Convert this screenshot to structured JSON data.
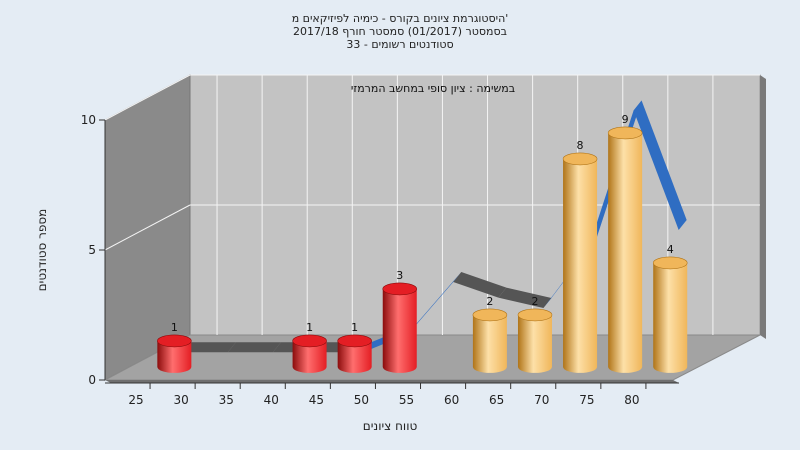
{
  "chart_data": {
    "type": "bar",
    "title_lines": [
      "היסטוגרמת ציונים בקורס - כימיה לפיזיקאים מ'",
      "בסמסטר  (01/2017)  סמסטר חורף 2017/18",
      "סטודנטים רשומים - 33"
    ],
    "annotation": "במשימה : ציון סופי במחשב המרמזי",
    "xlabel": "טווח ציונים",
    "ylabel": "מספר סטודנטים",
    "x_ticks": [
      "25",
      "30",
      "35",
      "40",
      "45",
      "50",
      "55",
      "60",
      "65",
      "70",
      "75",
      "80"
    ],
    "y_ticks": [
      "0",
      "5",
      "10"
    ],
    "ylim": [
      0,
      10
    ],
    "bars": [
      {
        "x": 25,
        "value": 1,
        "label": "1"
      },
      {
        "x": 40,
        "value": 1,
        "label": "1"
      },
      {
        "x": 45,
        "value": 1,
        "label": "1"
      },
      {
        "x": 50,
        "value": 3,
        "label": "3"
      },
      {
        "x": 60,
        "value": 2,
        "label": "2"
      },
      {
        "x": 65,
        "value": 2,
        "label": "2"
      },
      {
        "x": 70,
        "value": 8,
        "label": "8"
      },
      {
        "x": 75,
        "value": 9,
        "label": "9"
      },
      {
        "x": 80,
        "value": 4,
        "label": "4"
      }
    ],
    "trend_line": [
      {
        "x": 25,
        "y": 0.5
      },
      {
        "x": 30,
        "y": 0.5
      },
      {
        "x": 35,
        "y": 0.5
      },
      {
        "x": 40,
        "y": 0.5
      },
      {
        "x": 45,
        "y": 0.5
      },
      {
        "x": 50,
        "y": 1.2
      },
      {
        "x": 55,
        "y": 3.2
      },
      {
        "x": 60,
        "y": 2.6
      },
      {
        "x": 65,
        "y": 2.2
      },
      {
        "x": 70,
        "y": 4.5
      },
      {
        "x": 75,
        "y": 9.8
      },
      {
        "x": 80,
        "y": 5.2
      }
    ],
    "red_below": 55,
    "colors": {
      "bar_red": "#e41e24",
      "bar_red_dark": "#8b0c0c",
      "bar_red_light": "#ff6e6e",
      "bar_gold": "#f0b65a",
      "bar_gold_dark": "#b07418",
      "bar_gold_light": "#fde0a8",
      "line_gray": "#555555",
      "line_blue": "#2f6dc2",
      "wall_back": "#c3c3c3",
      "wall_left": "#8a8a8a",
      "floor": "#a3a3a3",
      "grid": "#f4f4f4",
      "background": "#e4ecf4"
    },
    "grid": true
  }
}
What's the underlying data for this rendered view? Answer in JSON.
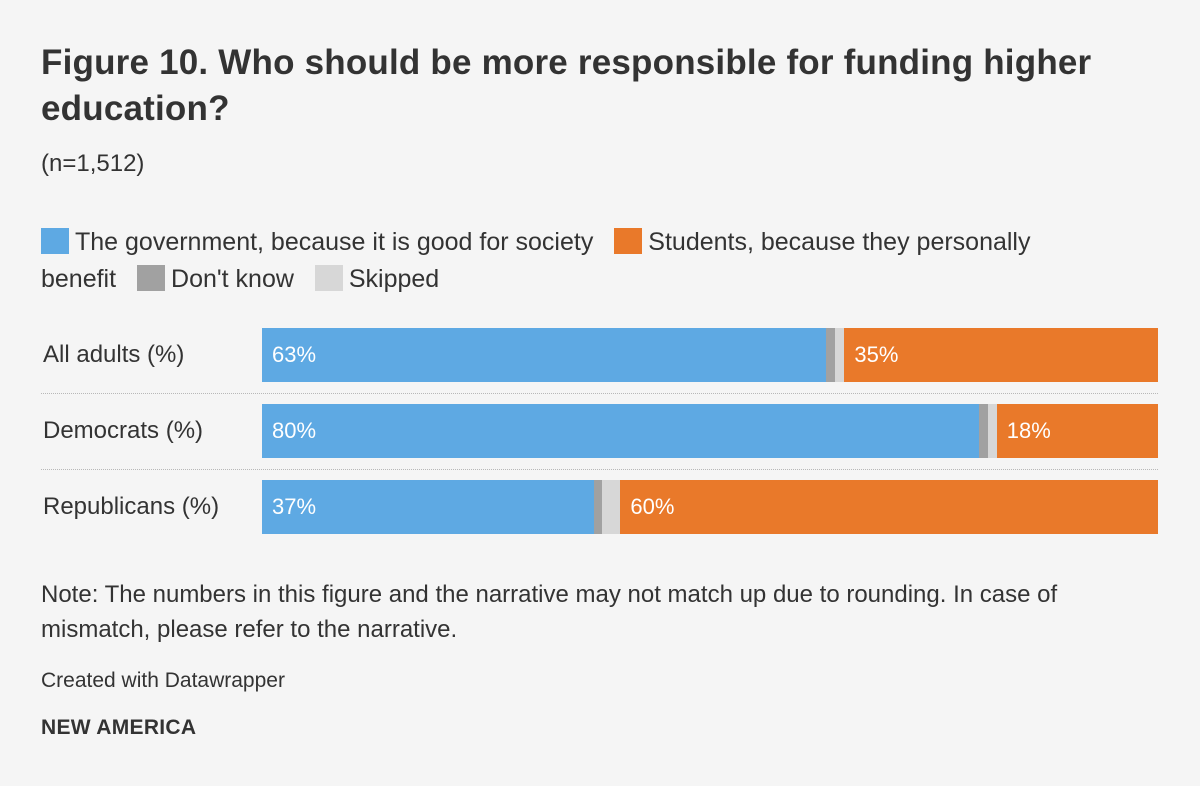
{
  "title": "Figure 10. Who should be more responsible for funding higher education?",
  "subtitle": "(n=1,512)",
  "note": "Note: The numbers in this figure and the narrative may not match up due to rounding. In case of mismatch, please refer to the narrative.",
  "credit": "Created with Datawrapper",
  "brand": "NEW AMERICA",
  "colors": {
    "government": "#5ea9e3",
    "students": "#e9792a",
    "dont_know": "#a1a1a1",
    "skipped": "#d7d7d7"
  },
  "chart_data": {
    "type": "bar",
    "orientation": "horizontal",
    "stacked": true,
    "title": "Figure 10. Who should be more responsible for funding higher education?",
    "categories": [
      "All adults (%)",
      "Democrats (%)",
      "Republicans (%)"
    ],
    "series": [
      {
        "key": "government",
        "name": "The government, because it is good for society",
        "values": [
          63,
          80,
          37
        ],
        "labels": [
          "63%",
          "80%",
          "37%"
        ]
      },
      {
        "key": "dont_know",
        "name": "Don't know",
        "values": [
          1,
          1,
          1
        ],
        "labels": [
          "",
          "",
          ""
        ]
      },
      {
        "key": "skipped",
        "name": "Skipped",
        "values": [
          1,
          1,
          2
        ],
        "labels": [
          "",
          "",
          ""
        ]
      },
      {
        "key": "students",
        "name": "Students, because they personally benefit",
        "values": [
          35,
          18,
          60
        ],
        "labels": [
          "35%",
          "18%",
          "60%"
        ]
      }
    ],
    "legend_order": [
      "government",
      "students",
      "dont_know",
      "skipped"
    ],
    "xlim": [
      0,
      100
    ]
  }
}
▬▬▬▬▬▬▬▬▬▬
> WHAT TO PRODUCE
All lines from the line containing "What's the underlying" through the end of the listing above are to be given again exactly; pictures are not part of the copy.

> WRITTEN REPLY
What's the underlying data for this rendered view? Answer in JSON.
{
  "title": "Figure 10. Who should be more responsible for funding higher education?",
  "subtitle": "(n=1,512)",
  "note": "Note: The numbers in this figure and the narrative may not match up due to rounding. In case of mismatch, please refer to the narrative.",
  "credit": "Created with Datawrapper",
  "brand": "NEW AMERICA",
  "colors": {
    "government": "#5ea9e3",
    "students": "#e9792a",
    "dont_know": "#a1a1a1",
    "skipped": "#d7d7d7"
  },
  "chart_data": {
    "type": "bar",
    "orientation": "horizontal",
    "stacked": true,
    "title": "Figure 10. Who should be more responsible for funding higher education?",
    "categories": [
      "All adults (%)",
      "Democrats (%)",
      "Republicans (%)"
    ],
    "series": [
      {
        "key": "government",
        "name": "The government, because it is good for society",
        "values": [
          63,
          80,
          37
        ],
        "labels": [
          "63%",
          "80%",
          "37%"
        ]
      },
      {
        "key": "dont_know",
        "name": "Don't know",
        "values": [
          1,
          1,
          1
        ],
        "labels": [
          "",
          "",
          ""
        ]
      },
      {
        "key": "skipped",
        "name": "Skipped",
        "values": [
          1,
          1,
          2
        ],
        "labels": [
          "",
          "",
          ""
        ]
      },
      {
        "key": "students",
        "name": "Students, because they personally benefit",
        "values": [
          35,
          18,
          60
        ],
        "labels": [
          "35%",
          "18%",
          "60%"
        ]
      }
    ],
    "legend_order": [
      "government",
      "students",
      "dont_know",
      "skipped"
    ],
    "xlim": [
      0,
      100
    ]
  }
}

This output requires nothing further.